Every record should be copied exactly, except that pictures are to be omitted.

— start Exercise inputs —

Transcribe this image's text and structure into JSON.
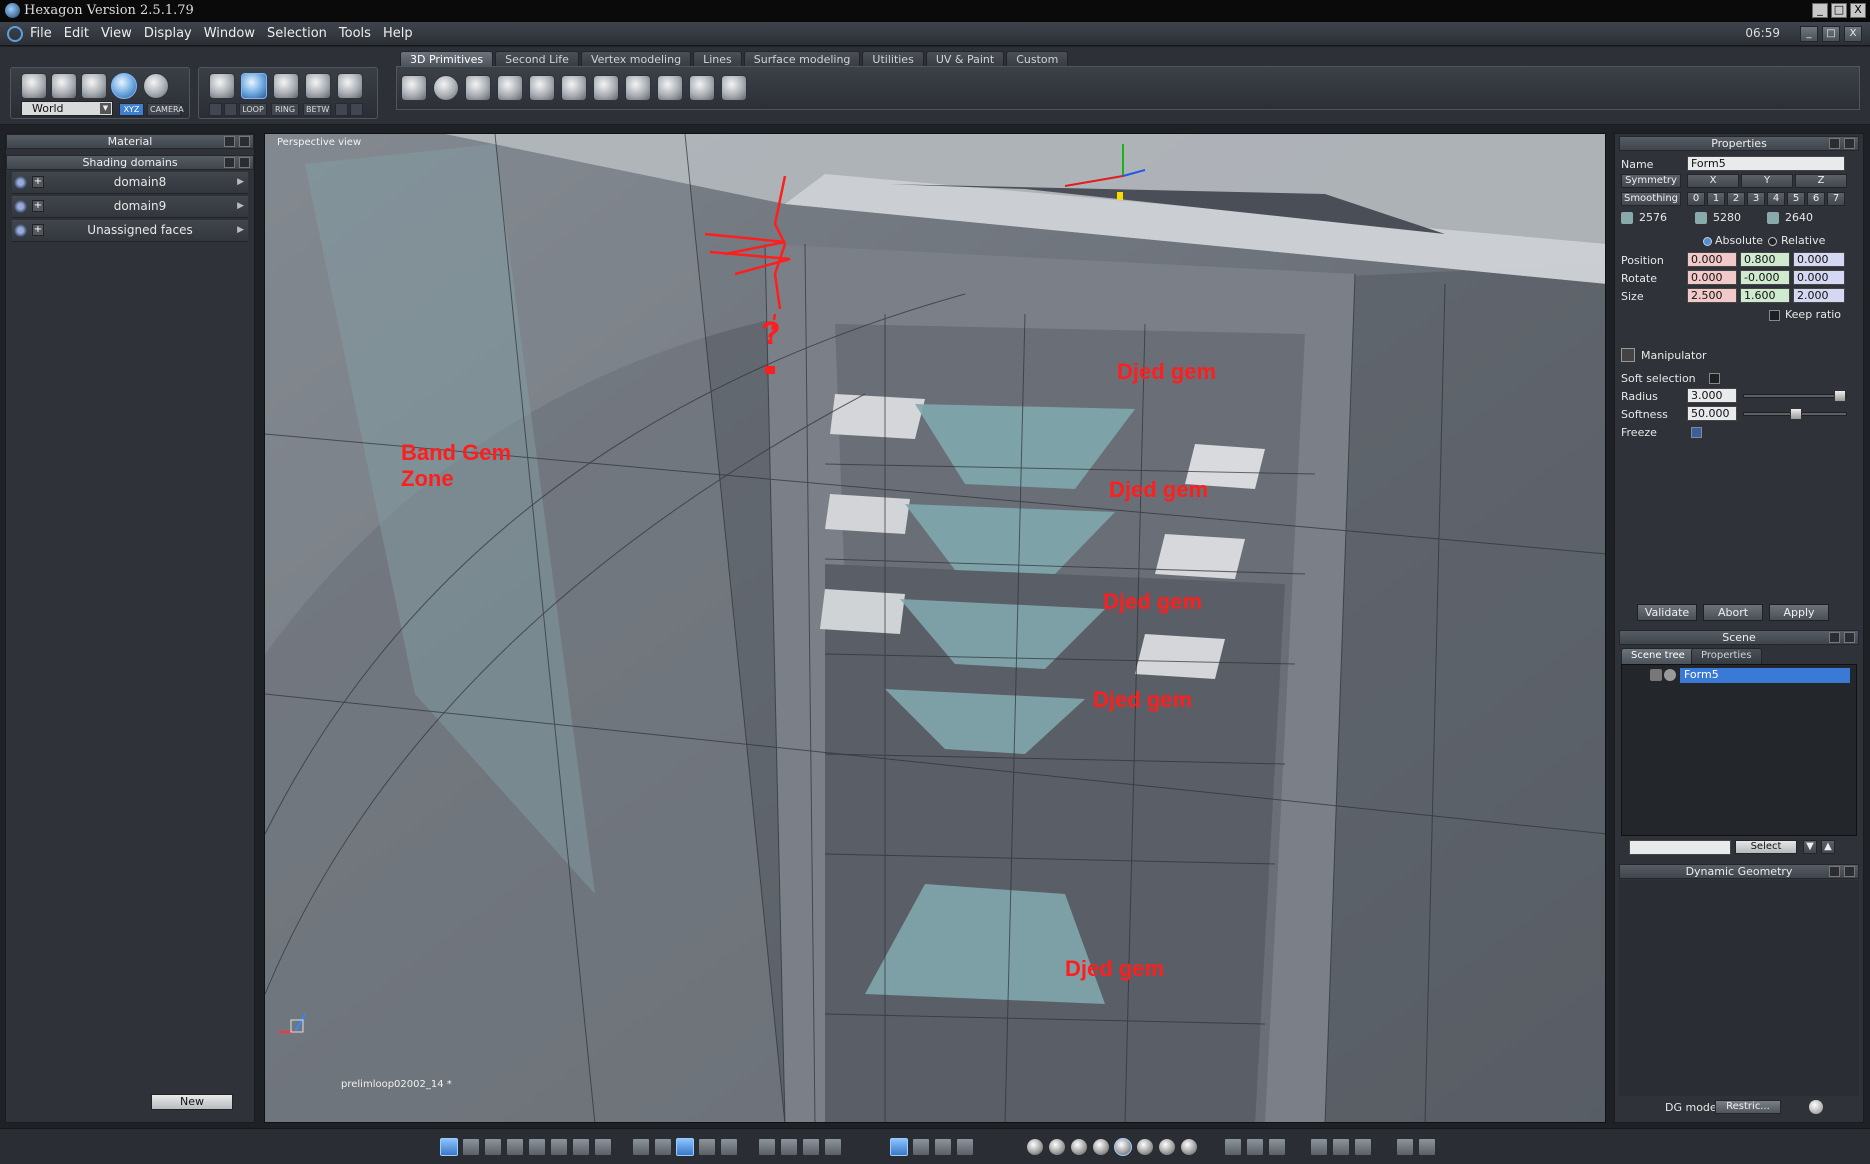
{
  "window": {
    "title": "Hexagon Version 2.5.1.79",
    "minimize": "_",
    "maximize": "□",
    "close": "X",
    "clock": "06:59"
  },
  "menu": [
    "File",
    "Edit",
    "View",
    "Display",
    "Window",
    "Selection",
    "Tools",
    "Help"
  ],
  "toolbar": {
    "coord_system": "World",
    "xyz_label": "XYZ",
    "camera_label": "CAMERA",
    "loop_label": "LOOP",
    "ring_label": "RING",
    "betw_label": "BETW",
    "tabs": [
      "3D Primitives",
      "Second Life",
      "Vertex modeling",
      "Lines",
      "Surface modeling",
      "Utilities",
      "UV & Paint",
      "Custom"
    ],
    "active_tab": "3D Primitives"
  },
  "left_panel": {
    "material_title": "Material",
    "shading_title": "Shading domains",
    "domains": [
      "domain8",
      "domain9",
      "Unassigned faces"
    ],
    "new_button": "New"
  },
  "viewport": {
    "title": "Perspective view",
    "file_label": "prelimloop02002_14 *",
    "annotations": {
      "band_gem": "Band Gem\nZone",
      "question": "?",
      "djed1": "Djed gem",
      "djed2": "Djed gem",
      "djed3": "Djed gem",
      "djed4": "Djed gem",
      "djed5": "Djed gem"
    }
  },
  "properties": {
    "title": "Properties",
    "name_label": "Name",
    "name_value": "Form5",
    "symmetry_label": "Symmetry",
    "sym_x": "X",
    "sym_y": "Y",
    "sym_z": "Z",
    "smoothing_label": "Smoothing",
    "smoothing_levels": [
      "0",
      "1",
      "2",
      "3",
      "4",
      "5",
      "6",
      "7"
    ],
    "stats": [
      "2576",
      "5280",
      "2640"
    ],
    "absolute_label": "Absolute",
    "relative_label": "Relative",
    "position_label": "Position",
    "position": [
      "0.000",
      "0.800",
      "0.000"
    ],
    "rotate_label": "Rotate",
    "rotate": [
      "0.000",
      "-0.000",
      "0.000"
    ],
    "size_label": "Size",
    "size": [
      "2.500",
      "1.600",
      "2.000"
    ],
    "keep_ratio_label": "Keep ratio",
    "manipulator_label": "Manipulator",
    "soft_selection_label": "Soft selection",
    "radius_label": "Radius",
    "radius_value": "3.000",
    "softness_label": "Softness",
    "softness_value": "50.000",
    "freeze_label": "Freeze",
    "validate_button": "Validate",
    "abort_button": "Abort",
    "apply_button": "Apply"
  },
  "scene": {
    "title": "Scene",
    "tab_tree": "Scene tree",
    "tab_properties": "Properties",
    "selected_item": "Form5",
    "select_button": "Select"
  },
  "dynamic_geometry": {
    "title": "Dynamic Geometry",
    "dg_mode_label": "DG mode:",
    "dg_mode_value": "Restric..."
  },
  "colors": {
    "annotation_red": "#ff1e1e",
    "accent_blue": "#3d7fd3",
    "gem_cyan": "#7fa7ad"
  }
}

— end Exercise inputs —

## Task output
Transcribe this image's text and structure into JSON.
{
  "window": {
    "title": "Hexagon Version 2.5.1.79",
    "minimize": "_",
    "maximize": "□",
    "close": "X",
    "clock": "06:59"
  },
  "menu": [
    "File",
    "Edit",
    "View",
    "Display",
    "Window",
    "Selection",
    "Tools",
    "Help"
  ],
  "toolbar": {
    "coord_system": "World",
    "xyz_label": "XYZ",
    "camera_label": "CAMERA",
    "loop_label": "LOOP",
    "ring_label": "RING",
    "betw_label": "BETW",
    "tabs": [
      "3D Primitives",
      "Second Life",
      "Vertex modeling",
      "Lines",
      "Surface modeling",
      "Utilities",
      "UV & Paint",
      "Custom"
    ],
    "active_tab": "3D Primitives"
  },
  "left_panel": {
    "material_title": "Material",
    "shading_title": "Shading domains",
    "domains": [
      "domain8",
      "domain9",
      "Unassigned faces"
    ],
    "new_button": "New"
  },
  "viewport": {
    "title": "Perspective view",
    "file_label": "prelimloop02002_14 *",
    "annotations": {
      "band_gem": "Band Gem\nZone",
      "question": "?",
      "djed1": "Djed gem",
      "djed2": "Djed gem",
      "djed3": "Djed gem",
      "djed4": "Djed gem",
      "djed5": "Djed gem"
    }
  },
  "properties": {
    "title": "Properties",
    "name_label": "Name",
    "name_value": "Form5",
    "symmetry_label": "Symmetry",
    "sym_x": "X",
    "sym_y": "Y",
    "sym_z": "Z",
    "smoothing_label": "Smoothing",
    "smoothing_levels": [
      "0",
      "1",
      "2",
      "3",
      "4",
      "5",
      "6",
      "7"
    ],
    "stats": [
      "2576",
      "5280",
      "2640"
    ],
    "absolute_label": "Absolute",
    "relative_label": "Relative",
    "position_label": "Position",
    "position": [
      "0.000",
      "0.800",
      "0.000"
    ],
    "rotate_label": "Rotate",
    "rotate": [
      "0.000",
      "-0.000",
      "0.000"
    ],
    "size_label": "Size",
    "size": [
      "2.500",
      "1.600",
      "2.000"
    ],
    "keep_ratio_label": "Keep ratio",
    "manipulator_label": "Manipulator",
    "soft_selection_label": "Soft selection",
    "radius_label": "Radius",
    "radius_value": "3.000",
    "softness_label": "Softness",
    "softness_value": "50.000",
    "freeze_label": "Freeze",
    "validate_button": "Validate",
    "abort_button": "Abort",
    "apply_button": "Apply"
  },
  "scene": {
    "title": "Scene",
    "tab_tree": "Scene tree",
    "tab_properties": "Properties",
    "selected_item": "Form5",
    "select_button": "Select"
  },
  "dynamic_geometry": {
    "title": "Dynamic Geometry",
    "dg_mode_label": "DG mode:",
    "dg_mode_value": "Restric..."
  },
  "colors": {
    "annotation_red": "#ff1e1e",
    "accent_blue": "#3d7fd3",
    "gem_cyan": "#7fa7ad"
  }
}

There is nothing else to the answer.